EXERCISE AIM: Give the data below again, word for word.

-- Start of ROWS --

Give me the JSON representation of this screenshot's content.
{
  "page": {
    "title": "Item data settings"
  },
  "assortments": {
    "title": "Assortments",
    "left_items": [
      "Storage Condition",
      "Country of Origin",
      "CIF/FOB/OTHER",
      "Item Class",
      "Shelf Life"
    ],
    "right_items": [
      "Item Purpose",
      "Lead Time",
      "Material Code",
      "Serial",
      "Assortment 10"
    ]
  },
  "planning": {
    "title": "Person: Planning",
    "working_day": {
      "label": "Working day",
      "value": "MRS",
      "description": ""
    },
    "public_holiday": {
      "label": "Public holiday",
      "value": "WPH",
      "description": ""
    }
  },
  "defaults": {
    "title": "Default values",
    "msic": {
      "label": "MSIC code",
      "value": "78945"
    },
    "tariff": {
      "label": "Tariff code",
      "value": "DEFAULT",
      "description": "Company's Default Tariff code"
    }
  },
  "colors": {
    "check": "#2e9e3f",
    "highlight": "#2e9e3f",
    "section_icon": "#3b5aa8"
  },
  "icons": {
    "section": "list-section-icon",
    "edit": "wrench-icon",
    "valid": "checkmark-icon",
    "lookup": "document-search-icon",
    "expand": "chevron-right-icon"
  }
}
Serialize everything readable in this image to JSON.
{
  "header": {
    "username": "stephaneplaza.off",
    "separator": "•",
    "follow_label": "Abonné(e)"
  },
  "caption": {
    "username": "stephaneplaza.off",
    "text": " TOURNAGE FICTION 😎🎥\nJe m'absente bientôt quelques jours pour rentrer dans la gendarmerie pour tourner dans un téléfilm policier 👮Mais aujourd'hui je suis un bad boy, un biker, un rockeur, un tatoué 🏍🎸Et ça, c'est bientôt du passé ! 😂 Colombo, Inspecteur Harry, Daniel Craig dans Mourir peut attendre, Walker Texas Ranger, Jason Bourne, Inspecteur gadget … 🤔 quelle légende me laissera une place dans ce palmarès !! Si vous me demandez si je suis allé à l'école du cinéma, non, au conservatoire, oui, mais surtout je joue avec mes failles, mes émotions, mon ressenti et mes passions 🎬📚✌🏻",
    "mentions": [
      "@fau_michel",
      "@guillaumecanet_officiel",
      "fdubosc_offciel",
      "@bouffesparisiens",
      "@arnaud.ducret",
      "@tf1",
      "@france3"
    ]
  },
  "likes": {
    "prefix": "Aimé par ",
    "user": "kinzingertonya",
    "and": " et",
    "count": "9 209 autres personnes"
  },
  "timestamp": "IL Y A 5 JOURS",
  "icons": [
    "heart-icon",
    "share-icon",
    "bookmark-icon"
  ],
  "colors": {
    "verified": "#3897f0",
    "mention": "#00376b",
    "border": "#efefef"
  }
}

-- End of ROWS --

TASK OUTPUT:
Give me the JSON representation of this screenshot's content.
{
  "page": {
    "title": "Item data settings"
  },
  "assortments": {
    "title": "Assortments",
    "left_items": [
      "Storage Condition",
      "Country of Origin",
      "CIF/FOB/OTHER",
      "Item Class",
      "Shelf Life"
    ],
    "right_items": [
      "Item Purpose",
      "Lead Time",
      "Material Code",
      "Serial",
      "Assortment 10"
    ]
  },
  "planning": {
    "title": "Person: Planning",
    "working_day": {
      "label": "Working day",
      "value": "MRS",
      "description": ""
    },
    "public_holiday": {
      "label": "Public holiday",
      "value": "WPH",
      "description": ""
    }
  },
  "defaults": {
    "title": "Default values",
    "msic": {
      "label": "MSIC code",
      "value": "78945"
    },
    "tariff": {
      "label": "Tariff code",
      "value": "DEFAULT",
      "description": "Company's Default Tariff code"
    }
  },
  "colors": {
    "check": "#2e9e3f",
    "highlight": "#2e9e3f",
    "section_icon": "#3b5aa8"
  },
  "icons": {
    "section": "list-section-icon",
    "edit": "wrench-icon",
    "valid": "checkmark-icon",
    "lookup": "document-search-icon",
    "expand": "chevron-right-icon"
  }
}
Serialize everything readable in this image to JSON.
{
  "header": {
    "username": "stephaneplaza.off",
    "separator": "•",
    "follow_label": "Abonné(e)"
  },
  "caption": {
    "username": "stephaneplaza.off",
    "text": " TOURNAGE FICTION 😎🎥\nJe m'absente bientôt quelques jours pour rentrer dans la gendarmerie pour tourner dans un téléfilm policier 👮Mais aujourd'hui je suis un bad boy, un biker, un rockeur, un tatoué 🏍🎸Et ça, c'est bientôt du passé ! 😂 Colombo, Inspecteur Harry, Daniel Craig dans Mourir peut attendre, Walker Texas Ranger, Jason Bourne, Inspecteur gadget … 🤔 quelle légende me laissera une place dans ce palmarès !! Si vous me demandez si je suis allé à l'école du cinéma, non, au conservatoire, oui, mais surtout je joue avec mes failles, mes émotions, mon ressenti et mes passions 🎬📚✌🏻",
    "mentions": [
      "@fau_michel",
      "@guillaumecanet_officiel",
      "fdubosc_offciel",
      "@bouffesparisiens",
      "@arnaud.ducret",
      "@tf1",
      "@france3"
    ]
  },
  "likes": {
    "prefix": "Aimé par ",
    "user": "kinzingertonya",
    "and": " et",
    "count": "9 209 autres personnes"
  },
  "timestamp": "IL Y A 5 JOURS",
  "icons": [
    "heart-icon",
    "share-icon",
    "bookmark-icon"
  ],
  "colors": {
    "verified": "#3897f0",
    "mention": "#00376b",
    "border": "#efefef"
  }
}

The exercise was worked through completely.